= Task material =
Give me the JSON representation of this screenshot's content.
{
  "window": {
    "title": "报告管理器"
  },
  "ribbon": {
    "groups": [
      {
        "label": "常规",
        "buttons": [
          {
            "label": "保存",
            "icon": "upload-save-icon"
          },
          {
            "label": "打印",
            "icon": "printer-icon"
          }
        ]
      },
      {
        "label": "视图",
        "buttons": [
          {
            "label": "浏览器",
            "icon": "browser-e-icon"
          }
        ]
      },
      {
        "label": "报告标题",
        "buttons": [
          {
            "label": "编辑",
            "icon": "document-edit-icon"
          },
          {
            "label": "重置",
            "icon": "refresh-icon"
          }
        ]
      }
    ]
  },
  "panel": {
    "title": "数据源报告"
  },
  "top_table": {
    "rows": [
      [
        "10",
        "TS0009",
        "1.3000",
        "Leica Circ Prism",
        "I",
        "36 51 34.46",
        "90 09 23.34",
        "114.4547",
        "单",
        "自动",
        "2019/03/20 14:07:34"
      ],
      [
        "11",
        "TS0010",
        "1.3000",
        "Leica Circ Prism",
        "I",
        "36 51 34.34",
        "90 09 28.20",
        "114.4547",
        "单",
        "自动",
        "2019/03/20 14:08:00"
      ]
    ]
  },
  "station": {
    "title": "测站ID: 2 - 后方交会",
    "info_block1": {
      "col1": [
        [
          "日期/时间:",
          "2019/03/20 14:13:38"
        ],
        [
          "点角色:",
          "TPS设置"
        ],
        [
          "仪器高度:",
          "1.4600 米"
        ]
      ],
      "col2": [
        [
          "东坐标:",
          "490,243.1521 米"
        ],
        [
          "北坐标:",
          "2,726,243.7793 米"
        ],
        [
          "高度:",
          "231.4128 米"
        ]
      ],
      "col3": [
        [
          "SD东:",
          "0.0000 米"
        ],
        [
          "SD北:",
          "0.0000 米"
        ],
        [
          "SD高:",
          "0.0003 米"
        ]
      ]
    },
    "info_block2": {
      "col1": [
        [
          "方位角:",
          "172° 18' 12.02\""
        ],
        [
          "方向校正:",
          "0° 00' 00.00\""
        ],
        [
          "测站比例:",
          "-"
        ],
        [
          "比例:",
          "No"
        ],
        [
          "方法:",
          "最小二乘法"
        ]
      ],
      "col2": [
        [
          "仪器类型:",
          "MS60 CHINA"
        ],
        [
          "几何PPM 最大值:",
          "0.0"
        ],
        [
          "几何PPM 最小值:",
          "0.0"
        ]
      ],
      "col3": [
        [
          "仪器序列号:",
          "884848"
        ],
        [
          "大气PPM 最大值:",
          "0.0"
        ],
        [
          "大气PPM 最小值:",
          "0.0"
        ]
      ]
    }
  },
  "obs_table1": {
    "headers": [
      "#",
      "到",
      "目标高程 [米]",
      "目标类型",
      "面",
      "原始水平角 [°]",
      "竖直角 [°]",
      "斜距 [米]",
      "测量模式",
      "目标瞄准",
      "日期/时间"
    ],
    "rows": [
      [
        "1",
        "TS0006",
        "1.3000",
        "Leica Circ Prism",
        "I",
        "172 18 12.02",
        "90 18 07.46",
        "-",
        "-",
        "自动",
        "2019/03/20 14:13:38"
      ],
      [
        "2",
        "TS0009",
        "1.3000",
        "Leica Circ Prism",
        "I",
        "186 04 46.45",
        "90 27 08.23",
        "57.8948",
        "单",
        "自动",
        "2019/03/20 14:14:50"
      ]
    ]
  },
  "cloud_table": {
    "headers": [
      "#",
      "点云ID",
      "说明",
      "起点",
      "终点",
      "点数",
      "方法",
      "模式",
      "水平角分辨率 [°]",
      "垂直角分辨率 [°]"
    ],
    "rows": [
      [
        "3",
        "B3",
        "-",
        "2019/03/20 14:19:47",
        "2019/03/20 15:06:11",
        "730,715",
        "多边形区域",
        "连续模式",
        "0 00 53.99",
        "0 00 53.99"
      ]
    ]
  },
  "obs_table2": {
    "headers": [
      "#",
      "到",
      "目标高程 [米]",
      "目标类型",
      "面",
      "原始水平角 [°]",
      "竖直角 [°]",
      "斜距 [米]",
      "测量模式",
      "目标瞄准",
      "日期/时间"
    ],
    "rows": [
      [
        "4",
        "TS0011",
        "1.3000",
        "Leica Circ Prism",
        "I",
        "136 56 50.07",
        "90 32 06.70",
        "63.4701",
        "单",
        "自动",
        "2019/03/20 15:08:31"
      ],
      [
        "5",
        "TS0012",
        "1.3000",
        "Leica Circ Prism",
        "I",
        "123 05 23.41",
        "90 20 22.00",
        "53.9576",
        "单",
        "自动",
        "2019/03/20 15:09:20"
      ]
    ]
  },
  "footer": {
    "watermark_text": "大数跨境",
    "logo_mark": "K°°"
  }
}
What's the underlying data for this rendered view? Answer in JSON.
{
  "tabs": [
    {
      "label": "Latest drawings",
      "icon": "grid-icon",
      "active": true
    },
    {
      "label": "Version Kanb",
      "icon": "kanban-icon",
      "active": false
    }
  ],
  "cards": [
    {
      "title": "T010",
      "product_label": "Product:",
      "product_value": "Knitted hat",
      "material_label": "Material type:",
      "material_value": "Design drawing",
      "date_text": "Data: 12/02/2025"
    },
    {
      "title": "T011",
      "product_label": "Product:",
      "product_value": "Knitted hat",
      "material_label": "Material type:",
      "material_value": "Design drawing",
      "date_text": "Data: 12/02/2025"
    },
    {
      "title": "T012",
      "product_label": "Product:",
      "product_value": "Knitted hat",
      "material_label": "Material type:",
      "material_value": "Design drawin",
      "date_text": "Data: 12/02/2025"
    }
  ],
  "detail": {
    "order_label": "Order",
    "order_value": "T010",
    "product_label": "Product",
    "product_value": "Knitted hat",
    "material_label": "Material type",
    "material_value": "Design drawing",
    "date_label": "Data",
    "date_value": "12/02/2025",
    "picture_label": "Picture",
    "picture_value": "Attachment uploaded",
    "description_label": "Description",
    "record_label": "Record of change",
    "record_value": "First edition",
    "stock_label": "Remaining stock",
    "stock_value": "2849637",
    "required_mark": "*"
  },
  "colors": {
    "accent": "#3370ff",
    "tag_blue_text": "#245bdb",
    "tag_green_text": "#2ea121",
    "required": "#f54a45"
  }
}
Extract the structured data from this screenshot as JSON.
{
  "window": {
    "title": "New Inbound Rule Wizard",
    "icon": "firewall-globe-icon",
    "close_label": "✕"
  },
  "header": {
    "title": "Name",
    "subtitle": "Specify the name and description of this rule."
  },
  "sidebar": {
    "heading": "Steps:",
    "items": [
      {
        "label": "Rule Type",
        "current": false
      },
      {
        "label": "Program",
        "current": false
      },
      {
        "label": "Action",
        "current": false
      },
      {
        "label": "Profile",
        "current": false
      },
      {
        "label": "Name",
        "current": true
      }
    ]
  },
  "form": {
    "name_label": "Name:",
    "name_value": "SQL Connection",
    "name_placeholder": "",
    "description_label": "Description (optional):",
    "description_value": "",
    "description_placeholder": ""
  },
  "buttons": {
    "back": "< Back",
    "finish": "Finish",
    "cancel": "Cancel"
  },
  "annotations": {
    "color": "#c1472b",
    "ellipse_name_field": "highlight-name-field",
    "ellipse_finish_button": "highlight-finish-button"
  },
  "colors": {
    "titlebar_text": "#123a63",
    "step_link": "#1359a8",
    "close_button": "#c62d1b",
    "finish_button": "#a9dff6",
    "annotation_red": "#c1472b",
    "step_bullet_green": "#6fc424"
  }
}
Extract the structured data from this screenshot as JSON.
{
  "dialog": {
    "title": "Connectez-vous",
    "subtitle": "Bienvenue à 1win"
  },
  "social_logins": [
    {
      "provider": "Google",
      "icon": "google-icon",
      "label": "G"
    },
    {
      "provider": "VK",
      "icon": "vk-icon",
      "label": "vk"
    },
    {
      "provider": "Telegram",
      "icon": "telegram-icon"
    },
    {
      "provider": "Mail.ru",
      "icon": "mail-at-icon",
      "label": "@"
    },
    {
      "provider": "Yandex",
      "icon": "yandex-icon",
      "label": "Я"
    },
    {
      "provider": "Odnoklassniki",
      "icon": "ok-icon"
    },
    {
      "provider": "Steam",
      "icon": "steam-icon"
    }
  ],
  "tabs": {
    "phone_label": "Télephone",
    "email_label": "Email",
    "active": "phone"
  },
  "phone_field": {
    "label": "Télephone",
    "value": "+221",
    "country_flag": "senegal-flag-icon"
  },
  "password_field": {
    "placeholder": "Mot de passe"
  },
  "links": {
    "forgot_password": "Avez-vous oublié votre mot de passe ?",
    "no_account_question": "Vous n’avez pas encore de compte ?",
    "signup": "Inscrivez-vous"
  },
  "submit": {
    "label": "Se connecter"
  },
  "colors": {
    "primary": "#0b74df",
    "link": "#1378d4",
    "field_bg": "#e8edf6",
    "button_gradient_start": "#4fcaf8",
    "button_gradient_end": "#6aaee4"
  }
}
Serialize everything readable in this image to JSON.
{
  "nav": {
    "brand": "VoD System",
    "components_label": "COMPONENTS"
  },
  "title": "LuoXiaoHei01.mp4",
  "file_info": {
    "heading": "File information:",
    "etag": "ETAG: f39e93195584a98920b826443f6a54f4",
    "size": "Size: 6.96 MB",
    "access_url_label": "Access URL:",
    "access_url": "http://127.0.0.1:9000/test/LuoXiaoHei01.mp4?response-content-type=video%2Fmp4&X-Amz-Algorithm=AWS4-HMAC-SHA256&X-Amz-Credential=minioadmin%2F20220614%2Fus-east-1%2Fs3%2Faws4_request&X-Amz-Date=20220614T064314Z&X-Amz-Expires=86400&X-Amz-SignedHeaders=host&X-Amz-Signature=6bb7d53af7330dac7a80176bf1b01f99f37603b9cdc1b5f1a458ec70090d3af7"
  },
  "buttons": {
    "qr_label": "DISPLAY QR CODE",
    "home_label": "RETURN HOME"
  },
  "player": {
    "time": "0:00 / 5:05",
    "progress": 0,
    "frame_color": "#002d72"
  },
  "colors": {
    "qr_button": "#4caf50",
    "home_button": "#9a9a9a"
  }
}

= Task to carry out =
Everything from the line containing "Serialize everything readable" through the last line of the records must be given again exactly; leave out all other lines.

= Response =
Serialize everything readable in this image to JSON.
{
  "nav": {
    "brand": "VoD System",
    "components_label": "COMPONENTS"
  },
  "title": "LuoXiaoHei01.mp4",
  "file_info": {
    "heading": "File information:",
    "etag": "ETAG: f39e93195584a98920b826443f6a54f4",
    "size": "Size: 6.96 MB",
    "access_url_label": "Access URL:",
    "access_url": "http://127.0.0.1:9000/test/LuoXiaoHei01.mp4?response-content-type=video%2Fmp4&X-Amz-Algorithm=AWS4-HMAC-SHA256&X-Amz-Credential=minioadmin%2F20220614%2Fus-east-1%2Fs3%2Faws4_request&X-Amz-Date=20220614T064314Z&X-Amz-Expires=86400&X-Amz-SignedHeaders=host&X-Amz-Signature=6bb7d53af7330dac7a80176bf1b01f99f37603b9cdc1b5f1a458ec70090d3af7"
  },
  "buttons": {
    "qr_label": "DISPLAY QR CODE",
    "home_label": "RETURN HOME"
  },
  "player": {
    "time": "0:00 / 5:05",
    "progress": 0,
    "frame_color": "#002d72"
  },
  "colors": {
    "qr_button": "#4caf50",
    "home_button": "#9a9a9a"
  }
}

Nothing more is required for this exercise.